··· Data for this task

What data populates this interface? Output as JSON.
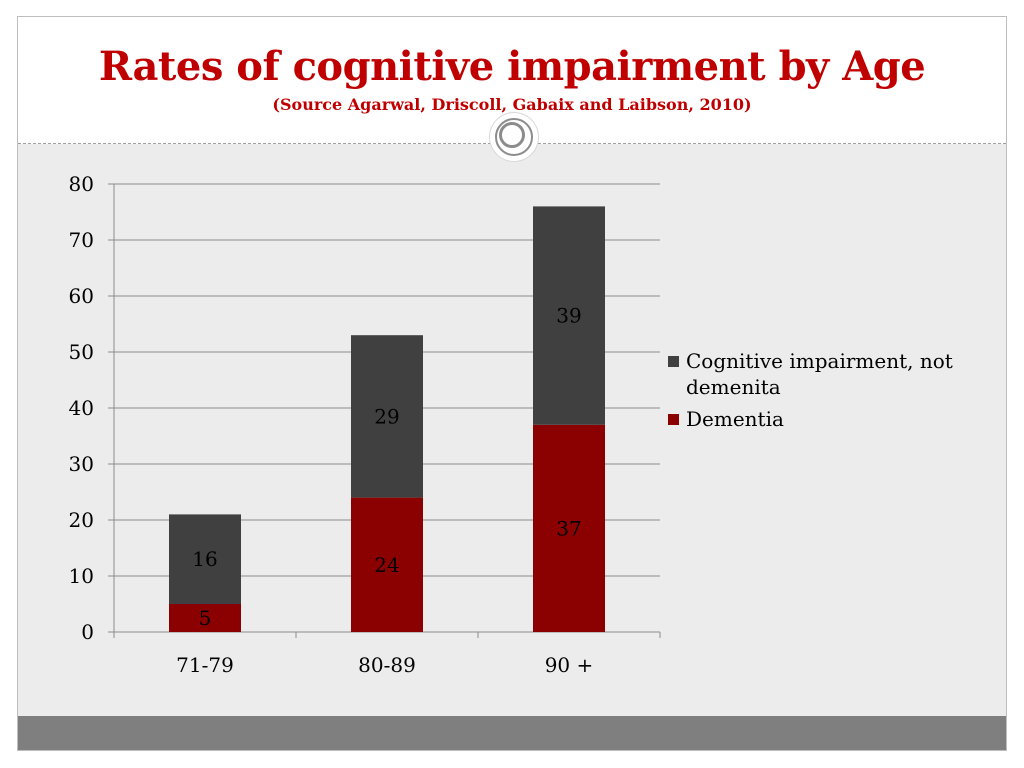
{
  "slide": {
    "title": "Rates of cognitive impairment by Age",
    "subtitle": "(Source Agarwal, Driscoll, Gabaix and Laibson, 2010)"
  },
  "colors": {
    "title": "#c00000",
    "cognitive_impairment": "#404040",
    "dementia": "#8b0000",
    "background": "#ececec",
    "footer": "#7f7f7f"
  },
  "chart_data": {
    "type": "bar",
    "stacked": true,
    "categories": [
      "71-79",
      "80-89",
      "90 +"
    ],
    "series": [
      {
        "name": "Dementia",
        "values": [
          5,
          24,
          37
        ],
        "color": "#8b0000"
      },
      {
        "name": "Cognitive impairment, not demenita",
        "values": [
          16,
          29,
          39
        ],
        "color": "#404040"
      }
    ],
    "legend_order": [
      "Cognitive impairment, not demenita",
      "Dementia"
    ],
    "ylim": [
      0,
      80
    ],
    "yticks": [
      0,
      10,
      20,
      30,
      40,
      50,
      60,
      70,
      80
    ],
    "grid": true,
    "legend_position": "right"
  }
}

······

Task directions ▸
The listing above must be printed again exactly, minus its pictures.

Problem solution ▸
What data populates this interface? Output as JSON.
{
  "slide": {
    "title": "Rates of cognitive impairment by Age",
    "subtitle": "(Source Agarwal, Driscoll, Gabaix and Laibson, 2010)"
  },
  "colors": {
    "title": "#c00000",
    "cognitive_impairment": "#404040",
    "dementia": "#8b0000",
    "background": "#ececec",
    "footer": "#7f7f7f"
  },
  "chart_data": {
    "type": "bar",
    "stacked": true,
    "categories": [
      "71-79",
      "80-89",
      "90 +"
    ],
    "series": [
      {
        "name": "Dementia",
        "values": [
          5,
          24,
          37
        ],
        "color": "#8b0000"
      },
      {
        "name": "Cognitive impairment, not demenita",
        "values": [
          16,
          29,
          39
        ],
        "color": "#404040"
      }
    ],
    "legend_order": [
      "Cognitive impairment, not demenita",
      "Dementia"
    ],
    "ylim": [
      0,
      80
    ],
    "yticks": [
      0,
      10,
      20,
      30,
      40,
      50,
      60,
      70,
      80
    ],
    "grid": true,
    "legend_position": "right"
  }
}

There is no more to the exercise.